*SHORT EXERCISE*
Write out each record again exactly as it stands.

=== RECORDED DATA ===

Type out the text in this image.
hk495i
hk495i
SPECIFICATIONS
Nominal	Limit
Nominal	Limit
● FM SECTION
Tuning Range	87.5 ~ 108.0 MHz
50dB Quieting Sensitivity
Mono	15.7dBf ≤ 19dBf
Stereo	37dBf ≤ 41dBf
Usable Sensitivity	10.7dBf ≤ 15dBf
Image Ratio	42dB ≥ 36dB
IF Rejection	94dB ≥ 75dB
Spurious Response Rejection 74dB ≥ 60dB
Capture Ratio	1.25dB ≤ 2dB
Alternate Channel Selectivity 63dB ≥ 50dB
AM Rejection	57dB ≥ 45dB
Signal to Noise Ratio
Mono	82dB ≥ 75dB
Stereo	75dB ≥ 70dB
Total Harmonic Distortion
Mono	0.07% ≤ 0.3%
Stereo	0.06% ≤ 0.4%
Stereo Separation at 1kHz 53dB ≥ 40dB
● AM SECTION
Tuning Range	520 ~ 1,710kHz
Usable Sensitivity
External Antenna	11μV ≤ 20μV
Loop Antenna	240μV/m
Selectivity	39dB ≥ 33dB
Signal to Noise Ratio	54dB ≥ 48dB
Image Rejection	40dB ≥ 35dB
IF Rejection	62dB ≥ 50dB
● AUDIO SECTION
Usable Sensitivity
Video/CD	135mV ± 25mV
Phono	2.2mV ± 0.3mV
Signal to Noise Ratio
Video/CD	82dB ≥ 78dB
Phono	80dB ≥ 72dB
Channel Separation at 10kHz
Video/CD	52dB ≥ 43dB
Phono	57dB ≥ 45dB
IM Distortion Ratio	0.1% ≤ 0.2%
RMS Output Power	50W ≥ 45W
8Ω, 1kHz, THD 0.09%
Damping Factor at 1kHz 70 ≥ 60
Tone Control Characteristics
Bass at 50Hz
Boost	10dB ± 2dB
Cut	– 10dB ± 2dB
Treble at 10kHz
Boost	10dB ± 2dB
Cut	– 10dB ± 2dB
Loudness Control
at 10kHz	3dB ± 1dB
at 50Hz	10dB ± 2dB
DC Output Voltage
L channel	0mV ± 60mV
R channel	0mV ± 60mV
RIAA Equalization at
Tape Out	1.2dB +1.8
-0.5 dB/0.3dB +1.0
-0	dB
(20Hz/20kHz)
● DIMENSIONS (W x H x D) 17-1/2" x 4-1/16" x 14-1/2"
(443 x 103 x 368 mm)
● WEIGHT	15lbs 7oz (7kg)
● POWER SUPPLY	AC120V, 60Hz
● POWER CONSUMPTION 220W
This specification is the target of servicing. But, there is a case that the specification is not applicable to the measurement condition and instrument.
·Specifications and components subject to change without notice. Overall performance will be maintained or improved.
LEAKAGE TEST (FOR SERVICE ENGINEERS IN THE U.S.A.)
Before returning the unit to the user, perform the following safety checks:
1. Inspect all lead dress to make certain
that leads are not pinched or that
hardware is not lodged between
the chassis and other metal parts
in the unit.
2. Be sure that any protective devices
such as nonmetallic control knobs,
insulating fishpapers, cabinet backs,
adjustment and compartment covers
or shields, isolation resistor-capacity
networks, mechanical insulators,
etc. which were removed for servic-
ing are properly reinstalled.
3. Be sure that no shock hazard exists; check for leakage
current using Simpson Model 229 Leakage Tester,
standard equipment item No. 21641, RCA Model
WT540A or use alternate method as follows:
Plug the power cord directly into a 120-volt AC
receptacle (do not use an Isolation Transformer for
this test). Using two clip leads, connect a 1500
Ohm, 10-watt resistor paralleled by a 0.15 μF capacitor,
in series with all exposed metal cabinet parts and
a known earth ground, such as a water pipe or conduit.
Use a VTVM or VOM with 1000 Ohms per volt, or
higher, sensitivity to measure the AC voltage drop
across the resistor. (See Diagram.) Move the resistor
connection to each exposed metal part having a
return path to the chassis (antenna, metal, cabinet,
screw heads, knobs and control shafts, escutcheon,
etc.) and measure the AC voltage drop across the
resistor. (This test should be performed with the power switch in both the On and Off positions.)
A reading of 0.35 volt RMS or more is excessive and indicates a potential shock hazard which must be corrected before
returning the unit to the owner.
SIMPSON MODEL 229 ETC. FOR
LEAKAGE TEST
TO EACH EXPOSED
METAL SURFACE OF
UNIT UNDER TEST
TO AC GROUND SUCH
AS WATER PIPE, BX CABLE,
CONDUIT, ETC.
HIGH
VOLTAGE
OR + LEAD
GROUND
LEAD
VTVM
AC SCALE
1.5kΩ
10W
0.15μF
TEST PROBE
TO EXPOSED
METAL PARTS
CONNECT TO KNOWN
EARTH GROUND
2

===

*EXERCISE RESPONSE*
Type out the text in this image.
hk495i
hk495i
SPECIFICATIONS
Nominal	Limit
Nominal	Limit
● FM SECTION
Tuning Range	87.5 ~ 108.0 MHz
50dB Quieting Sensitivity
Mono	15.7dBf ≤ 19dBf
Stereo	37dBf ≤ 41dBf
Usable Sensitivity	10.7dBf ≤ 15dBf
Image Ratio	42dB ≥ 36dB
IF Rejection	94dB ≥ 75dB
Spurious Response Rejection 74dB ≥ 60dB
Capture Ratio	1.25dB ≤ 2dB
Alternate Channel Selectivity 63dB ≥ 50dB
AM Rejection	57dB ≥ 45dB
Signal to Noise Ratio
Mono	82dB ≥ 75dB
Stereo	75dB ≥ 70dB
Total Harmonic Distortion
Mono	0.07% ≤ 0.3%
Stereo	0.06% ≤ 0.4%
Stereo Separation at 1kHz 53dB ≥ 40dB
● AM SECTION
Tuning Range	520 ~ 1,710kHz
Usable Sensitivity
External Antenna	11μV ≤ 20μV
Loop Antenna	240μV/m
Selectivity	39dB ≥ 33dB
Signal to Noise Ratio	54dB ≥ 48dB
Image Rejection	40dB ≥ 35dB
IF Rejection	62dB ≥ 50dB
● AUDIO SECTION
Usable Sensitivity
Video/CD	135mV ± 25mV
Phono	2.2mV ± 0.3mV
Signal to Noise Ratio
Video/CD	82dB ≥ 78dB
Phono	80dB ≥ 72dB
Channel Separation at 10kHz
Video/CD	52dB ≥ 43dB
Phono	57dB ≥ 45dB
IM Distortion Ratio	0.1% ≤ 0.2%
RMS Output Power	50W ≥ 45W
8Ω, 1kHz, THD 0.09%
Damping Factor at 1kHz 70 ≥ 60
Tone Control Characteristics
Bass at 50Hz
Boost	10dB ± 2dB
Cut	– 10dB ± 2dB
Treble at 10kHz
Boost	10dB ± 2dB
Cut	– 10dB ± 2dB
Loudness Control
at 10kHz	3dB ± 1dB
at 50Hz	10dB ± 2dB
DC Output Voltage
L channel	0mV ± 60mV
R channel	0mV ± 60mV
RIAA Equalization at
Tape Out	1.2dB +1.8
-0.5 dB/0.3dB +1.0
-0	dB
(20Hz/20kHz)
● DIMENSIONS (W x H x D) 17-1/2" x 4-1/16" x 14-1/2"
(443 x 103 x 368 mm)
● WEIGHT	15lbs 7oz (7kg)
● POWER SUPPLY	AC120V, 60Hz
● POWER CONSUMPTION 220W
This specification is the target of servicing. But, there is a case that the specification is not applicable to the measurement condition and instrument.
·Specifications and components subject to change without notice. Overall performance will be maintained or improved.
LEAKAGE TEST (FOR SERVICE ENGINEERS IN THE U.S.A.)
Before returning the unit to the user, perform the following safety checks:
1. Inspect all lead dress to make certain
that leads are not pinched or that
hardware is not lodged between
the chassis and other metal parts
in the unit.
2. Be sure that any protective devices
such as nonmetallic control knobs,
insulating fishpapers, cabinet backs,
adjustment and compartment covers
or shields, isolation resistor-capacity
networks, mechanical insulators,
etc. which were removed for servic-
ing are properly reinstalled.
3. Be sure that no shock hazard exists; check for leakage
current using Simpson Model 229 Leakage Tester,
standard equipment item No. 21641, RCA Model
WT540A or use alternate method as follows:
Plug the power cord directly into a 120-volt AC
receptacle (do not use an Isolation Transformer for
this test). Using two clip leads, connect a 1500
Ohm, 10-watt resistor paralleled by a 0.15 μF capacitor,
in series with all exposed metal cabinet parts and
a known earth ground, such as a water pipe or conduit.
Use a VTVM or VOM with 1000 Ohms per volt, or
higher, sensitivity to measure the AC voltage drop
across the resistor. (See Diagram.) Move the resistor
connection to each exposed metal part having a
return path to the chassis (antenna, metal, cabinet,
screw heads, knobs and control shafts, escutcheon,
etc.) and measure the AC voltage drop across the
resistor. (This test should be performed with the power switch in both the On and Off positions.)
A reading of 0.35 volt RMS or more is excessive and indicates a potential shock hazard which must be corrected before
returning the unit to the owner.
SIMPSON MODEL 229 ETC. FOR
LEAKAGE TEST
TO EACH EXPOSED
METAL SURFACE OF
UNIT UNDER TEST
TO AC GROUND SUCH
AS WATER PIPE, BX CABLE,
CONDUIT, ETC.
HIGH
VOLTAGE
OR + LEAD
GROUND
LEAD
VTVM
AC SCALE
1.5kΩ
10W
0.15μF
TEST PROBE
TO EXPOSED
METAL PARTS
CONNECT TO KNOWN
EARTH GROUND
2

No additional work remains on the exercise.